#### Task
Return all lines where the word "text" can be found.

#### Figure collection entries
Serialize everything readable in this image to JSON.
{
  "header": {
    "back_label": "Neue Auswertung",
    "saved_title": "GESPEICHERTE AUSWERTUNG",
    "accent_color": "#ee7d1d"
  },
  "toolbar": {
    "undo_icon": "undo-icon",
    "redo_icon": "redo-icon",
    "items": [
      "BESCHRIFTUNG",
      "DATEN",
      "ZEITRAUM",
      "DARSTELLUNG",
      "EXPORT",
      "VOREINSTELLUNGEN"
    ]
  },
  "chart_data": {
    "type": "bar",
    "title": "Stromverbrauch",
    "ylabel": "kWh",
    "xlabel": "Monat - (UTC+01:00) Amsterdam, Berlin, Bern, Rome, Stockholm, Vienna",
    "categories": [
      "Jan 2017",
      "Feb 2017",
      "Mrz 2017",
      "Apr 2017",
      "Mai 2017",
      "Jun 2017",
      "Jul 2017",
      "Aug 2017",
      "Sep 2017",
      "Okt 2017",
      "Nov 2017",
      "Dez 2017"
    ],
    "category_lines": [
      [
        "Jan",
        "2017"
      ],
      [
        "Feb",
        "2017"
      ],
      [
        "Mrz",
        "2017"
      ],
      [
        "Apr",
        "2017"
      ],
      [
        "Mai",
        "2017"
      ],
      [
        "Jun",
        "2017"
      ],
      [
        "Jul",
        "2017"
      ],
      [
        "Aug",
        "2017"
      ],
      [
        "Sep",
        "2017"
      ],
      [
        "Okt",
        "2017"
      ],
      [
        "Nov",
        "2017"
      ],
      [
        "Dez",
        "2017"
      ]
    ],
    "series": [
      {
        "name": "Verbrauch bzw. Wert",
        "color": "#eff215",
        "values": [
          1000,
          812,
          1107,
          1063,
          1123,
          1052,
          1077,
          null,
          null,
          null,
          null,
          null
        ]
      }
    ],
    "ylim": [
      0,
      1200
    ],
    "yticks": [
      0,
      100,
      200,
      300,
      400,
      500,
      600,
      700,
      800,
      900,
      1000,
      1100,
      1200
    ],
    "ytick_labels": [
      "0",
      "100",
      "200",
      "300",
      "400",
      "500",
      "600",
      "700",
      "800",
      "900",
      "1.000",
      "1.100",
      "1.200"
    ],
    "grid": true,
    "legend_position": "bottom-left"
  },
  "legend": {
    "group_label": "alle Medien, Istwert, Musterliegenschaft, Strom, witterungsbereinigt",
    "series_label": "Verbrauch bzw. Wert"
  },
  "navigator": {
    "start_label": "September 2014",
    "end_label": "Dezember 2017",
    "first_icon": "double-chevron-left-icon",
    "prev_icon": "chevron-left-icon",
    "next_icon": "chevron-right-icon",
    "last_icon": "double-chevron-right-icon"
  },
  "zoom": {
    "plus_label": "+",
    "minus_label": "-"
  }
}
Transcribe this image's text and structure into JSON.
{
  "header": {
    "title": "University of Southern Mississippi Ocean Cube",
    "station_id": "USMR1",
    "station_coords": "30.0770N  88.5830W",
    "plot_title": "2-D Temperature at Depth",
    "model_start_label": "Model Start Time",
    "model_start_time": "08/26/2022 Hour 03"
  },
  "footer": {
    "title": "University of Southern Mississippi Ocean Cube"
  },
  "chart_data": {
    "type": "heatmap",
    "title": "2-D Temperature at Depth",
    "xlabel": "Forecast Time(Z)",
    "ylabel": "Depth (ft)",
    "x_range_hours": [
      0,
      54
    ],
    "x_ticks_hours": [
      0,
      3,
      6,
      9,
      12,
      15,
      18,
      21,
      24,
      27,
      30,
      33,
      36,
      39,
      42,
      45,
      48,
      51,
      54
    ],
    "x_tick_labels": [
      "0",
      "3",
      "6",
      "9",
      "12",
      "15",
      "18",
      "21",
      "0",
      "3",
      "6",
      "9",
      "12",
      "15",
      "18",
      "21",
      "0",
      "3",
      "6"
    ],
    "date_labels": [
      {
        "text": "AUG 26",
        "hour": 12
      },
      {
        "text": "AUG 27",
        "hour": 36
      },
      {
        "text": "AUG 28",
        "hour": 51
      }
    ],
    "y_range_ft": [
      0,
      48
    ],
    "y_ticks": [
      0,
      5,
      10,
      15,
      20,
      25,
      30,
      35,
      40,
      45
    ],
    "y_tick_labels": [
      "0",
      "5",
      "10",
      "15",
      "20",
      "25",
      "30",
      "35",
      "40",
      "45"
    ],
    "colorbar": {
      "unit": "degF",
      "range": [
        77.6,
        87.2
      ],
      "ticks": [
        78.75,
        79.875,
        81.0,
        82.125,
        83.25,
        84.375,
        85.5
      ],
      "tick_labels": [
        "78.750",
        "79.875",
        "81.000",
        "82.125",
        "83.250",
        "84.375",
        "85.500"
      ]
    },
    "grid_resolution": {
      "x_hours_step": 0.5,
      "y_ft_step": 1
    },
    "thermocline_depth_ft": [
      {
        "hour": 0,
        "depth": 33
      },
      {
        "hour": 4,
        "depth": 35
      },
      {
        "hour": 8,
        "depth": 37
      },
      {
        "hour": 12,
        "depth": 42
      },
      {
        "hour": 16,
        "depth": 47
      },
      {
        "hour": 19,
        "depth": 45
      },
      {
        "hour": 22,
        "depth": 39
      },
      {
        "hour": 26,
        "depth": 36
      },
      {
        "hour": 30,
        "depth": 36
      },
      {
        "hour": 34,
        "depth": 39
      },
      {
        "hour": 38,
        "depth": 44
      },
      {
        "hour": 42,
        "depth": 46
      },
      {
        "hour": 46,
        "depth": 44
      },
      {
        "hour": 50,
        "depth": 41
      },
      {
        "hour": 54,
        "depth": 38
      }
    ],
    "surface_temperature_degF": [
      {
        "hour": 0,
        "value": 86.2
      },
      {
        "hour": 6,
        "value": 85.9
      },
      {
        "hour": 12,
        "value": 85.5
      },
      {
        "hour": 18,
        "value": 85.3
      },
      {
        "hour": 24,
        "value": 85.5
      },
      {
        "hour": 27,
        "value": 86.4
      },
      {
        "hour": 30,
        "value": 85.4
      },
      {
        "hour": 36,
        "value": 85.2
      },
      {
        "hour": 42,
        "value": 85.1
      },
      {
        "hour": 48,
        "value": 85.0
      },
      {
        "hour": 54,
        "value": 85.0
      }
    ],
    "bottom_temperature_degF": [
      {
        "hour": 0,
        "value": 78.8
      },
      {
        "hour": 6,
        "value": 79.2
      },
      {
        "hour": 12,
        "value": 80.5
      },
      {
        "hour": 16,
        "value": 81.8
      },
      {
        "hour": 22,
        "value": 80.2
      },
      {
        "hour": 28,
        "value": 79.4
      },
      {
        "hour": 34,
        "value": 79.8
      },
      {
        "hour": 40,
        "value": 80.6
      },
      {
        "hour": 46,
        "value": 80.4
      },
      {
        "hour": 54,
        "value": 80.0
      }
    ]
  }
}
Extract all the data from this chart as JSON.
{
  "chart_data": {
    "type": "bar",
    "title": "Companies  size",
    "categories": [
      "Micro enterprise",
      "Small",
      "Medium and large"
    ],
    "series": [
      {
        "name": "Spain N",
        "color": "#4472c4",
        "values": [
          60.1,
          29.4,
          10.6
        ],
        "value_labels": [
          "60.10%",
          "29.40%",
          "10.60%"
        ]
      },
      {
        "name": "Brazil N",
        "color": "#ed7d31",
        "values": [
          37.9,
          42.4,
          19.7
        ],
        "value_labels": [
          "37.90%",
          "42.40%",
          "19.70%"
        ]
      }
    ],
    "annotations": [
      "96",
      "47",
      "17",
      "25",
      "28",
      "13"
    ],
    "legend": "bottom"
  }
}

#### The output
Transcribe this image's text and structure into JSON.
        "text": "AUG 26",
        "text": "AUG 27",
        "text": "AUG 28",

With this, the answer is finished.